__Text block__.
-.-.-
Posted by Billyjam, May 25, 2007 08:08pm | Post a Comment
 
'I'm like the Rainman of the F train now because I now know every speck of that train,' laughed New York public space guerilla artist & recent subway prankster Ellen Moynihan. "Sixty seats, eight doors, and seven poles. And the overhead ads are exactly seventy inches by ten inches," said the ring leader of the spirited and highly creative four-woman House Of Malcontents crew, made up of Ellen and three other New York artists with a shared desire to reshape public spaces such as a subway car to make it more homey. This they accomplished last month when all four boarded an early morning F train in Brooklyn headed into Manhattan, and briskly and artistically made it over to look and feel more like ... home.
-.-.-
(Element region listings)
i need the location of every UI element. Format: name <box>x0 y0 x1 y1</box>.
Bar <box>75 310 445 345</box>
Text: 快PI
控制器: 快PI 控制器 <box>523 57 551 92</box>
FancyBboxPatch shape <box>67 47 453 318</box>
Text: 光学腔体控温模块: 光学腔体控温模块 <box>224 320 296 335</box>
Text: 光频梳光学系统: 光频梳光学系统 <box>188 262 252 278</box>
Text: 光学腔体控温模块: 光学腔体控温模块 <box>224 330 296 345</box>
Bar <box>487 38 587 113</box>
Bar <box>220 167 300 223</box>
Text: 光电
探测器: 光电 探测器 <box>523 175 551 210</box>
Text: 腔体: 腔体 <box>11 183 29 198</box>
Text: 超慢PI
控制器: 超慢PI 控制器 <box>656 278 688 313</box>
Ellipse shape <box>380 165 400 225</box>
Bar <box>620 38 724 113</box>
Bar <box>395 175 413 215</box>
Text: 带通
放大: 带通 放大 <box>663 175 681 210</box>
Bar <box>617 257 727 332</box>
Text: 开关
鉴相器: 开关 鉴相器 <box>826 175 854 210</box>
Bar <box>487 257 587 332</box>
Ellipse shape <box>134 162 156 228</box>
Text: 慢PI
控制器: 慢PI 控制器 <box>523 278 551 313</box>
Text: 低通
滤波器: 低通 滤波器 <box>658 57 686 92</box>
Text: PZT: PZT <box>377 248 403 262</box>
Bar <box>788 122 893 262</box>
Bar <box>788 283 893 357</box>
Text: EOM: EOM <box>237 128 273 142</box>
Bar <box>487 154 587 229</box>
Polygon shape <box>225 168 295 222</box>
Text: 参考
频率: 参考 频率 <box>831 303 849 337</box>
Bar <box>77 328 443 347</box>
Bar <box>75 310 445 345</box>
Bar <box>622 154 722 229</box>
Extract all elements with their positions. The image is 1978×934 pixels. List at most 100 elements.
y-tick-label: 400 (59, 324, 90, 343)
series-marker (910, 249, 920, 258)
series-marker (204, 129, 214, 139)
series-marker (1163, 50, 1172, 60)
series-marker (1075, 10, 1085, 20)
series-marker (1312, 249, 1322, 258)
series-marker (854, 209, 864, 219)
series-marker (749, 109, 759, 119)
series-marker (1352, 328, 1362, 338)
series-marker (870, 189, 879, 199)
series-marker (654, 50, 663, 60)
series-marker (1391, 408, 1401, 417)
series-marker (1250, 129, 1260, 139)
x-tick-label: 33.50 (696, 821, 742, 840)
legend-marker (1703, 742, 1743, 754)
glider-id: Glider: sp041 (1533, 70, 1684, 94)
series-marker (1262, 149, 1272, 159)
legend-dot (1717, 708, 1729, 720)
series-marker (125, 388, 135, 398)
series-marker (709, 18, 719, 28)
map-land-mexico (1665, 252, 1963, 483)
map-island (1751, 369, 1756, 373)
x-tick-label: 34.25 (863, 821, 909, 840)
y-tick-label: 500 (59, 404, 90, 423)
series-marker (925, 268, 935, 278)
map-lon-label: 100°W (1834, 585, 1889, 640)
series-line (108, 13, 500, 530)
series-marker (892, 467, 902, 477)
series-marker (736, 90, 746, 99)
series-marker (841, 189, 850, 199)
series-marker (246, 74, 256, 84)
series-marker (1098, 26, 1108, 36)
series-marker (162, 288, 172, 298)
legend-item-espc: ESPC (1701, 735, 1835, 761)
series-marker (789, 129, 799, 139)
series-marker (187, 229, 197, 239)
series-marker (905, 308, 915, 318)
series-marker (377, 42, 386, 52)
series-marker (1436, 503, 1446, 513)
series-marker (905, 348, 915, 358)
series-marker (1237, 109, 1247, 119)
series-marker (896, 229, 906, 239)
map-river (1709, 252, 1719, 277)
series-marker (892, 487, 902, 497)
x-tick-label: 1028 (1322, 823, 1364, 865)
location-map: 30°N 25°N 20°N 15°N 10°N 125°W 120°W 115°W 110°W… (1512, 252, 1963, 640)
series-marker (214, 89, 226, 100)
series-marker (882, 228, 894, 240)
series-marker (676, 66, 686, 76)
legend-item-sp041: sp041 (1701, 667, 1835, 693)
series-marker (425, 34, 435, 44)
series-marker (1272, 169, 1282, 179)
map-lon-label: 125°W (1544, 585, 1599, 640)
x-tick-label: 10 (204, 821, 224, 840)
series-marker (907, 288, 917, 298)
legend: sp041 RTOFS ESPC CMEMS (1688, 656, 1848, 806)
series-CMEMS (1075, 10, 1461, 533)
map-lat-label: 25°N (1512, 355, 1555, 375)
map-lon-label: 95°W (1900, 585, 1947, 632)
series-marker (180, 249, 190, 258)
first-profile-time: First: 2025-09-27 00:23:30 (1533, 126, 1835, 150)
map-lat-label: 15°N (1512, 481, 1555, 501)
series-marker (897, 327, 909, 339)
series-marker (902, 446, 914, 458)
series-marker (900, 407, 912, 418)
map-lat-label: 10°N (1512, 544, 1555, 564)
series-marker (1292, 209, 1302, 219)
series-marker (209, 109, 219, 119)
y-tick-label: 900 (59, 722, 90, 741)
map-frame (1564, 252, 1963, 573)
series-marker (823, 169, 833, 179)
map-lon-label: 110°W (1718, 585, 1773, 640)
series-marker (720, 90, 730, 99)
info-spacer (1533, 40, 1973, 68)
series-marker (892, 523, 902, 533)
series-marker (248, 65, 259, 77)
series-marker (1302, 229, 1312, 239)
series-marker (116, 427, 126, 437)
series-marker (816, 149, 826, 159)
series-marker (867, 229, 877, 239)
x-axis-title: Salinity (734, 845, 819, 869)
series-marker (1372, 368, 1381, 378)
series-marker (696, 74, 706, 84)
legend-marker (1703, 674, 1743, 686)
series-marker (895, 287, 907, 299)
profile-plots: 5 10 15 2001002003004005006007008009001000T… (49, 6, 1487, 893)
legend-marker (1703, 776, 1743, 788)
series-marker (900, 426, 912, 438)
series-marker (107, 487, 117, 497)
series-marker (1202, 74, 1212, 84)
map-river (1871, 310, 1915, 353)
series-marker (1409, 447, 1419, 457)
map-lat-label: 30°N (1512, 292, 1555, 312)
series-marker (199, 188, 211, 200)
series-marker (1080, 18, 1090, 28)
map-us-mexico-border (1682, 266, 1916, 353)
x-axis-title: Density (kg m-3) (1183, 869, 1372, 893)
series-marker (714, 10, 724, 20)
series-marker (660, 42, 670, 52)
-.-.-
According to the subway prank post, what are the dimensions of the overhead ads on the F train?

__Task response__.
Seventy inches by ten inches.